[Records that describe figures]
BEGIN

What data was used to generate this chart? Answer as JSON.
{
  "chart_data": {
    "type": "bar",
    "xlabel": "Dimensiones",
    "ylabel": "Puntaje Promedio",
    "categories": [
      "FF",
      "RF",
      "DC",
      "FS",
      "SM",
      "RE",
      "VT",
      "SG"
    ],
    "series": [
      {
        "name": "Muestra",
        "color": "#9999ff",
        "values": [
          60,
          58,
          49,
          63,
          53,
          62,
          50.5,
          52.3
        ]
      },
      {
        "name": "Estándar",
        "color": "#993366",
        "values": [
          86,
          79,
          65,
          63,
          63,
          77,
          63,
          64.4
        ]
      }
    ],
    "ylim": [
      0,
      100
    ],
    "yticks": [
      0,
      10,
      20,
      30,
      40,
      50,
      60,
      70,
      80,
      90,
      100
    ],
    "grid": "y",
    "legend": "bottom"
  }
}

END

Stated exercise = Retype all of the entries precisely as they are.

The answer =
What data was used to generate this chart? Answer as JSON.
{
  "chart_data": {
    "type": "bar",
    "xlabel": "Dimensiones",
    "ylabel": "Puntaje Promedio",
    "categories": [
      "FF",
      "RF",
      "DC",
      "FS",
      "SM",
      "RE",
      "VT",
      "SG"
    ],
    "series": [
      {
        "name": "Muestra",
        "color": "#9999ff",
        "values": [
          60,
          58,
          49,
          63,
          53,
          62,
          50.5,
          52.3
        ]
      },
      {
        "name": "Estándar",
        "color": "#993366",
        "values": [
          86,
          79,
          65,
          63,
          63,
          77,
          63,
          64.4
        ]
      }
    ],
    "ylim": [
      0,
      100
    ],
    "yticks": [
      0,
      10,
      20,
      30,
      40,
      50,
      60,
      70,
      80,
      90,
      100
    ],
    "grid": "y",
    "legend": "bottom"
  }
}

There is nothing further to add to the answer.